- Collected data -
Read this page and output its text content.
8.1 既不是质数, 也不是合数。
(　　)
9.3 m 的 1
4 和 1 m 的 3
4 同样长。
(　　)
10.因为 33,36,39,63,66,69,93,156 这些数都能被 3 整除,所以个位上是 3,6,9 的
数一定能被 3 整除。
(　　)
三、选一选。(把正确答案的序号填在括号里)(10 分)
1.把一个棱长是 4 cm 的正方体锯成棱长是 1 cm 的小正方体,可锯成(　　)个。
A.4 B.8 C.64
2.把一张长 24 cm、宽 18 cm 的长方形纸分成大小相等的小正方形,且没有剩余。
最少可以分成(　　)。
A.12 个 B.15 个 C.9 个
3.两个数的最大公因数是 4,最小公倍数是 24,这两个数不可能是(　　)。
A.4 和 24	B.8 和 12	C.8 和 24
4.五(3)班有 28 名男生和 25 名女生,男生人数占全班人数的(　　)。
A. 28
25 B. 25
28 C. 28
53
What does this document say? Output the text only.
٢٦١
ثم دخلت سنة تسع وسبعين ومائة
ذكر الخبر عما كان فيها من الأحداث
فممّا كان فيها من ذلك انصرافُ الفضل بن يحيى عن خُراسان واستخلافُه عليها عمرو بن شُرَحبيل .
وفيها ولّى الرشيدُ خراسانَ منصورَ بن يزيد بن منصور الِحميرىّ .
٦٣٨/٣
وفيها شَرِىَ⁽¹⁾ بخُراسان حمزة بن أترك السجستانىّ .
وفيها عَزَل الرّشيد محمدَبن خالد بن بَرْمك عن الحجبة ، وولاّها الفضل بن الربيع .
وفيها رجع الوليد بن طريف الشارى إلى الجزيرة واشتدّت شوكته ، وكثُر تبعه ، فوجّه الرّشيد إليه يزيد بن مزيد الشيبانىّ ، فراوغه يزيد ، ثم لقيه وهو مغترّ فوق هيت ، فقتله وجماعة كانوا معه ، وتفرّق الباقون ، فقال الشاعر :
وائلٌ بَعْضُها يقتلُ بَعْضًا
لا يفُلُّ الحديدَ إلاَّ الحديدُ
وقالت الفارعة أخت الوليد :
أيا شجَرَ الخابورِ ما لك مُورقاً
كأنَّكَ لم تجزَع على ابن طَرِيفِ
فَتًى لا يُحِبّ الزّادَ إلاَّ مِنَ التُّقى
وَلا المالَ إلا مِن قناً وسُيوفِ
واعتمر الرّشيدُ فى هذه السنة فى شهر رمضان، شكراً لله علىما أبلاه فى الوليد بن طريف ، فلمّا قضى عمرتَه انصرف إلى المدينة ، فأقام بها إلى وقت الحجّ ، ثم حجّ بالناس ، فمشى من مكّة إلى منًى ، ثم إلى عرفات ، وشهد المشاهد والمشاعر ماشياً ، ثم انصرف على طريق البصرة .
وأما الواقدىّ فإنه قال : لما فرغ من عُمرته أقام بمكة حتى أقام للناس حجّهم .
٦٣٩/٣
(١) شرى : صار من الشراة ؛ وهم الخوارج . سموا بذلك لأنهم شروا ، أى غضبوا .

- TASK REQUIREMENTS -
Retype all the material above precisely, with no line left out.

- TASK OUTPUT -
Read this page and output its text content.
8.1 既不是质数, 也不是合数。
(　　)
9.3 m 的 1
4 和 1 m 的 3
4 同样长。
(　　)
10.因为 33,36,39,63,66,69,93,156 这些数都能被 3 整除,所以个位上是 3,6,9 的
数一定能被 3 整除。
(　　)
三、选一选。(把正确答案的序号填在括号里)(10 分)
1.把一个棱长是 4 cm 的正方体锯成棱长是 1 cm 的小正方体,可锯成(　　)个。
A.4 B.8 C.64
2.把一张长 24 cm、宽 18 cm 的长方形纸分成大小相等的小正方形,且没有剩余。
最少可以分成(　　)。
A.12 个 B.15 个 C.9 个
3.两个数的最大公因数是 4,最小公倍数是 24,这两个数不可能是(　　)。
A.4 和 24	B.8 和 12	C.8 和 24
4.五(3)班有 28 名男生和 25 名女生,男生人数占全班人数的(　　)。
A. 28
25 B. 25
28 C. 28
53
What does this document say? Output the text only.
٢٦١
ثم دخلت سنة تسع وسبعين ومائة
ذكر الخبر عما كان فيها من الأحداث
فممّا كان فيها من ذلك انصرافُ الفضل بن يحيى عن خُراسان واستخلافُه عليها عمرو بن شُرَحبيل .
وفيها ولّى الرشيدُ خراسانَ منصورَ بن يزيد بن منصور الِحميرىّ .
٦٣٨/٣
وفيها شَرِىَ⁽¹⁾ بخُراسان حمزة بن أترك السجستانىّ .
وفيها عَزَل الرّشيد محمدَبن خالد بن بَرْمك عن الحجبة ، وولاّها الفضل بن الربيع .
وفيها رجع الوليد بن طريف الشارى إلى الجزيرة واشتدّت شوكته ، وكثُر تبعه ، فوجّه الرّشيد إليه يزيد بن مزيد الشيبانىّ ، فراوغه يزيد ، ثم لقيه وهو مغترّ فوق هيت ، فقتله وجماعة كانوا معه ، وتفرّق الباقون ، فقال الشاعر :
وائلٌ بَعْضُها يقتلُ بَعْضًا
لا يفُلُّ الحديدَ إلاَّ الحديدُ
وقالت الفارعة أخت الوليد :
أيا شجَرَ الخابورِ ما لك مُورقاً
كأنَّكَ لم تجزَع على ابن طَرِيفِ
فَتًى لا يُحِبّ الزّادَ إلاَّ مِنَ التُّقى
وَلا المالَ إلا مِن قناً وسُيوفِ
واعتمر الرّشيدُ فى هذه السنة فى شهر رمضان، شكراً لله علىما أبلاه فى الوليد بن طريف ، فلمّا قضى عمرتَه انصرف إلى المدينة ، فأقام بها إلى وقت الحجّ ، ثم حجّ بالناس ، فمشى من مكّة إلى منًى ، ثم إلى عرفات ، وشهد المشاهد والمشاعر ماشياً ، ثم انصرف على طريق البصرة .
وأما الواقدىّ فإنه قال : لما فرغ من عُمرته أقام بمكة حتى أقام للناس حجّهم .
٦٣٩/٣
(١) شرى : صار من الشراة ؛ وهم الخوارج . سموا بذلك لأنهم شروا ، أى غضبوا .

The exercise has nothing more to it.